• _GIVEN RECORDS_
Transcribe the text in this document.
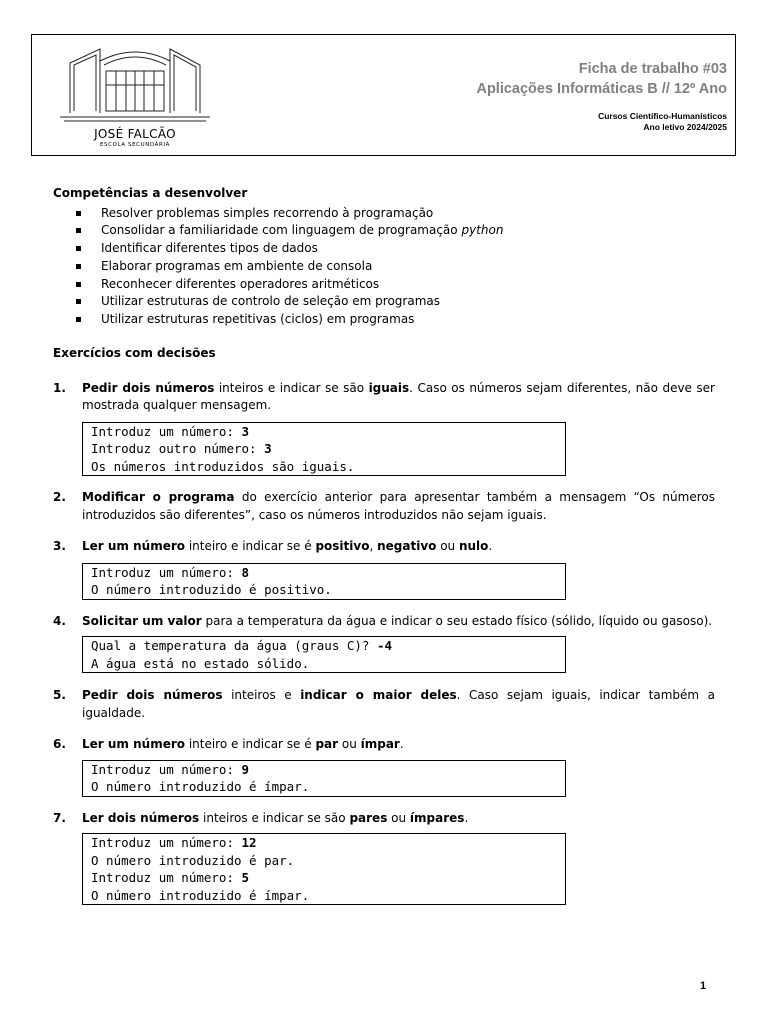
JOSÉ FALCÃO
ESCOLA SECUNDÁRIA
Ficha de trabalho #03
Aplicações Informáticas B // 12º Ano
Cursos Científico-Humanísticos
Ano letivo 2024/2025
Competências a desenvolver
Resolver problemas simples recorrendo à programação
Consolidar a familiaridade com linguagem de programação python
Identificar diferentes tipos de dados
Elaborar programas em ambiente de consola
Reconhecer diferentes operadores aritméticos
Utilizar estruturas de controlo de seleção em programas
Utilizar estruturas repetitivas (ciclos) em programas
Exercícios com decisões
1. Pedir dois números inteiros e indicar se são iguais. Caso os números sejam diferentes, não deve ser mostrada qualquer mensagem.
Introduz um número: 3
Introduz outro número: 3
Os números introduzidos são iguais.
2. Modificar o programa do exercício anterior para apresentar também a mensagem “Os números introduzidos são diferentes”, caso os números introduzidos não sejam iguais.
3. Ler um número inteiro e indicar se é positivo, negativo ou nulo.
Introduz um número: 8
O número introduzido é positivo.
4. Solicitar um valor para a temperatura da água e indicar o seu estado físico (sólido, líquido ou gasoso).
Qual a temperatura da água (graus C)? -4
A água está no estado sólido.
5. Pedir dois números inteiros e indicar o maior deles. Caso sejam iguais, indicar também a igualdade.
6. Ler um número inteiro e indicar se é par ou ímpar.
Introduz um número: 9
O número introduzido é ímpar.
7. Ler dois números inteiros e indicar se são pares ou ímpares.
Introduz um número: 12
O número introduzido é par.
Introduz um número: 5
O número introduzido é ímpar.
1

• _SHORT TASK_
Which lines of the material contain the string "programas"? List each of them.

• _COMPLETE OUTPUT_
Elaborar programas em ambiente de consola
Utilizar estruturas de controlo de seleção em programas
Utilizar estruturas repetitivas (ciclos) em programas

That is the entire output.